Start of Records supplied

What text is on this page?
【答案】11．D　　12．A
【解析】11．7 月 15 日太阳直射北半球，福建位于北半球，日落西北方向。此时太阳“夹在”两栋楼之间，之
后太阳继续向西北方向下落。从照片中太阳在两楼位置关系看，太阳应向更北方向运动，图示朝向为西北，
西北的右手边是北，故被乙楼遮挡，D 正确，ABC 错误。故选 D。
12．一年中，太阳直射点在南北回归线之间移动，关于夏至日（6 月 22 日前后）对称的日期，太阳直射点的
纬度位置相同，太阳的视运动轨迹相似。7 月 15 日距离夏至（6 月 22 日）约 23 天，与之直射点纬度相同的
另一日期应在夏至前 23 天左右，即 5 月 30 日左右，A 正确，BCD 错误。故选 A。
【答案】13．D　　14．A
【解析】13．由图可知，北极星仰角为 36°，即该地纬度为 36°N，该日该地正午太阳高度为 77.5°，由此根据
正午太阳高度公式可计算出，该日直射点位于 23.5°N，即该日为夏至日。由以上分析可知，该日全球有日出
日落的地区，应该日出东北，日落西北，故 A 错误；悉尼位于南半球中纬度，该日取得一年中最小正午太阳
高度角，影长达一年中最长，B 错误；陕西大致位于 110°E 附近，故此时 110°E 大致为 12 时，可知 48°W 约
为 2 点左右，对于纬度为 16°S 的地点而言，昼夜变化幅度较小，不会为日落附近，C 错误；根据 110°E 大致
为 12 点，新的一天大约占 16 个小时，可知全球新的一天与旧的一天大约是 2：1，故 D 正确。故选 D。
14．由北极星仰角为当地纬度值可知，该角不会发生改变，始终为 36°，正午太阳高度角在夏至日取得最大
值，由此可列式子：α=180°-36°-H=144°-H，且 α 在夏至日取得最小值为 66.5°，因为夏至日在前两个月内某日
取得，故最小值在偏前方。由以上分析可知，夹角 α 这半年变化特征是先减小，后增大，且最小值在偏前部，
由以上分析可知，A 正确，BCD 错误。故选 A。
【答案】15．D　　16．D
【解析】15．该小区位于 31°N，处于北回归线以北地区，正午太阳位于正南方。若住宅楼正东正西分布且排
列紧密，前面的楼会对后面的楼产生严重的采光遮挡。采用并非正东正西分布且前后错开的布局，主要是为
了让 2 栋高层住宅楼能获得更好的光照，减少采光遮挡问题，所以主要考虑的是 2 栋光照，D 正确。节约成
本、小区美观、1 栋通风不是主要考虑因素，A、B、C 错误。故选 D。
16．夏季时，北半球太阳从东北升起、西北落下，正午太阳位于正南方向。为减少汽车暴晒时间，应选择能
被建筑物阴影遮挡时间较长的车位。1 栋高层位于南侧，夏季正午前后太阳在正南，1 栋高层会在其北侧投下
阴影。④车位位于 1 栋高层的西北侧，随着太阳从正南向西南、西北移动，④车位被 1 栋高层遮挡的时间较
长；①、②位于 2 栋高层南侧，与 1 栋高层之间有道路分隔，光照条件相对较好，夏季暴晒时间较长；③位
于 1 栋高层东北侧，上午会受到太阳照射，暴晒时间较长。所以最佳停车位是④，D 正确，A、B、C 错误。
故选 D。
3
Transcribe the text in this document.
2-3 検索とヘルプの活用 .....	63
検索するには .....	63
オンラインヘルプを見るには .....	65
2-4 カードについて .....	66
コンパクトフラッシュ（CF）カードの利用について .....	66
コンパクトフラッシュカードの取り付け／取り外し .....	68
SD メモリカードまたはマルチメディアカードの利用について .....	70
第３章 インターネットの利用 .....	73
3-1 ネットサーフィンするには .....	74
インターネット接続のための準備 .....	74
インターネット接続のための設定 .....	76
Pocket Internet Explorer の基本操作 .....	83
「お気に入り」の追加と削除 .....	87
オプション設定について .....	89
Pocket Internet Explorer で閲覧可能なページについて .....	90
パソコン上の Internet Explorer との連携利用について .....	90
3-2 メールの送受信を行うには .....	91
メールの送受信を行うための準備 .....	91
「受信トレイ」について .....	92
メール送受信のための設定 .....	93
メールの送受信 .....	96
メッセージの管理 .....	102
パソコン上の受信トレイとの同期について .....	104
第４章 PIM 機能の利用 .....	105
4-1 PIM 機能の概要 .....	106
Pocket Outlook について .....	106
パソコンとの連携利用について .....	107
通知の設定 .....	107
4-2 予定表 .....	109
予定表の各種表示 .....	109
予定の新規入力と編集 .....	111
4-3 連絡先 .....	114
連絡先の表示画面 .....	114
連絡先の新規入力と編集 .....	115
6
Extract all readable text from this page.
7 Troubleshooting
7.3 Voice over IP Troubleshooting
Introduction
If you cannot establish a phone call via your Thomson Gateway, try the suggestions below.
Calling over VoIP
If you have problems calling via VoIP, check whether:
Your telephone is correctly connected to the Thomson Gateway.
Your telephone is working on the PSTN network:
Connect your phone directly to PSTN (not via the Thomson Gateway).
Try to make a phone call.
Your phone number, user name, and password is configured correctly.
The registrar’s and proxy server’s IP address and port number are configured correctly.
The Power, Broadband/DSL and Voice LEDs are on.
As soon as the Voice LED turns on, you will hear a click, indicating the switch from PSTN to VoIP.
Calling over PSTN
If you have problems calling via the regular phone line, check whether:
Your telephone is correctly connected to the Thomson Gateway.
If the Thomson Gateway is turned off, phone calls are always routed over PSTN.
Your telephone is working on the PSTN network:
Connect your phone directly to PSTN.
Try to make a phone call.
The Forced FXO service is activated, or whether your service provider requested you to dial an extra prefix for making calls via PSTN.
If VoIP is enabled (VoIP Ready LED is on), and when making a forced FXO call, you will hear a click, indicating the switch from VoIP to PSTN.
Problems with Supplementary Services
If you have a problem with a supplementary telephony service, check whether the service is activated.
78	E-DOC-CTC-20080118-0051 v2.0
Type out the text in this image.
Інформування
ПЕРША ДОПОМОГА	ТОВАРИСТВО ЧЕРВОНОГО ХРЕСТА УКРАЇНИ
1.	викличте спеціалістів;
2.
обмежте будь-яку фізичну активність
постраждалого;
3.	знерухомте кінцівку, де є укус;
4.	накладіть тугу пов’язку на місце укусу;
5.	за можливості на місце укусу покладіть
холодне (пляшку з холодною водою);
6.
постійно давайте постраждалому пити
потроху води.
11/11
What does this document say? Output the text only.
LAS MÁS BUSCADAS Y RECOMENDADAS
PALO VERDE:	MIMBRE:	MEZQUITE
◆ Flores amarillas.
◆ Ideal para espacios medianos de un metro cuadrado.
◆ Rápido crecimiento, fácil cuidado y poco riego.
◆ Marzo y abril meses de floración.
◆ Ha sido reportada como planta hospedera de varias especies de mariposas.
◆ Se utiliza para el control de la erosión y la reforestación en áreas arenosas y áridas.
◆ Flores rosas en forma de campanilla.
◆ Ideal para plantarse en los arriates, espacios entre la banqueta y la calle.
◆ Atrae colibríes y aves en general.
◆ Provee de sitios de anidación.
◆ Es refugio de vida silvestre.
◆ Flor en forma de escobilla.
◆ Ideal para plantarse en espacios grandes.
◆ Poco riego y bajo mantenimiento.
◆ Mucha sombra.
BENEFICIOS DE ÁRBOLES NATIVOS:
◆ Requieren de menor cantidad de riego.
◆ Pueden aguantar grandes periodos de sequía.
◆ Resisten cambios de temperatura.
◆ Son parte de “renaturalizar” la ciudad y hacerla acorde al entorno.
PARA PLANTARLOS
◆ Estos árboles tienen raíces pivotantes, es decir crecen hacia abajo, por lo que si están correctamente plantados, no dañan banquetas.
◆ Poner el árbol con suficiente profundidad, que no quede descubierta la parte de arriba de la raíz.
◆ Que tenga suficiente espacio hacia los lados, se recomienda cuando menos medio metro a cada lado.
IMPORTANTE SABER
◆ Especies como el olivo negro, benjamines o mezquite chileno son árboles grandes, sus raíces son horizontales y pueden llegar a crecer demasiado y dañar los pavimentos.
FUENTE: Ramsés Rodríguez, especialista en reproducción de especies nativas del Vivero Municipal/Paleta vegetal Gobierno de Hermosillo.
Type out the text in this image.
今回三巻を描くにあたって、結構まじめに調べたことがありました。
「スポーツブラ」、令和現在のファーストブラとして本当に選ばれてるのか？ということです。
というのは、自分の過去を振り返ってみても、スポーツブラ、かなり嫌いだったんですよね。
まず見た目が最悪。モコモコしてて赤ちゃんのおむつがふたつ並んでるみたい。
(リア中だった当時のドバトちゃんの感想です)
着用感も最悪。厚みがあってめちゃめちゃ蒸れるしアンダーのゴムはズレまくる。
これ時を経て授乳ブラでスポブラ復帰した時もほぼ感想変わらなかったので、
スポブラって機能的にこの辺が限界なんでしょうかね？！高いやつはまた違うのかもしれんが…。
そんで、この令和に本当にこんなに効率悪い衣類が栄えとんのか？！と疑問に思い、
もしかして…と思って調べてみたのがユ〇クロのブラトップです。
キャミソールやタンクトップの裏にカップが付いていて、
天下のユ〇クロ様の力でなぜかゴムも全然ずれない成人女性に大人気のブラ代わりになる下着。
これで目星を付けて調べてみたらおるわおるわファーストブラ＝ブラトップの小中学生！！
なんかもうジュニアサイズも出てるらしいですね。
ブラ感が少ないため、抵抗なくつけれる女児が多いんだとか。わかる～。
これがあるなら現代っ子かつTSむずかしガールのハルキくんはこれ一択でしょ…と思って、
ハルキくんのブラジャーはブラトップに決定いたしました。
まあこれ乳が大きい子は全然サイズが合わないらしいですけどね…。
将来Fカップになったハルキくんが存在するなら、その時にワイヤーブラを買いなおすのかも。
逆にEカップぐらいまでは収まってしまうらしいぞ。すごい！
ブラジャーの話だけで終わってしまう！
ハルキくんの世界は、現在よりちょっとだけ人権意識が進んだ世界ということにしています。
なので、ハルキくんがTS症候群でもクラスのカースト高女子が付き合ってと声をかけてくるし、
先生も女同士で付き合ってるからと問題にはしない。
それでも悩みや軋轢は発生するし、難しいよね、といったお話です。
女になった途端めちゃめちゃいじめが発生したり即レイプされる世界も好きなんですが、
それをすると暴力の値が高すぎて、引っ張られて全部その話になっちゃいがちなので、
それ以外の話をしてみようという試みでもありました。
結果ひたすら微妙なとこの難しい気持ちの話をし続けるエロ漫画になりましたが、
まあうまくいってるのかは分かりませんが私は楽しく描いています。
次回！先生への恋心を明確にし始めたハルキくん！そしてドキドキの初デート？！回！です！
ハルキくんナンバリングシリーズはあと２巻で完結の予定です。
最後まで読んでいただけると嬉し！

End of Records supplied

#### Task brief:
For each line in the data above that contains the string "page", extract the line.

#### Exercise output:
What text is on this page?
Extract all readable text from this page.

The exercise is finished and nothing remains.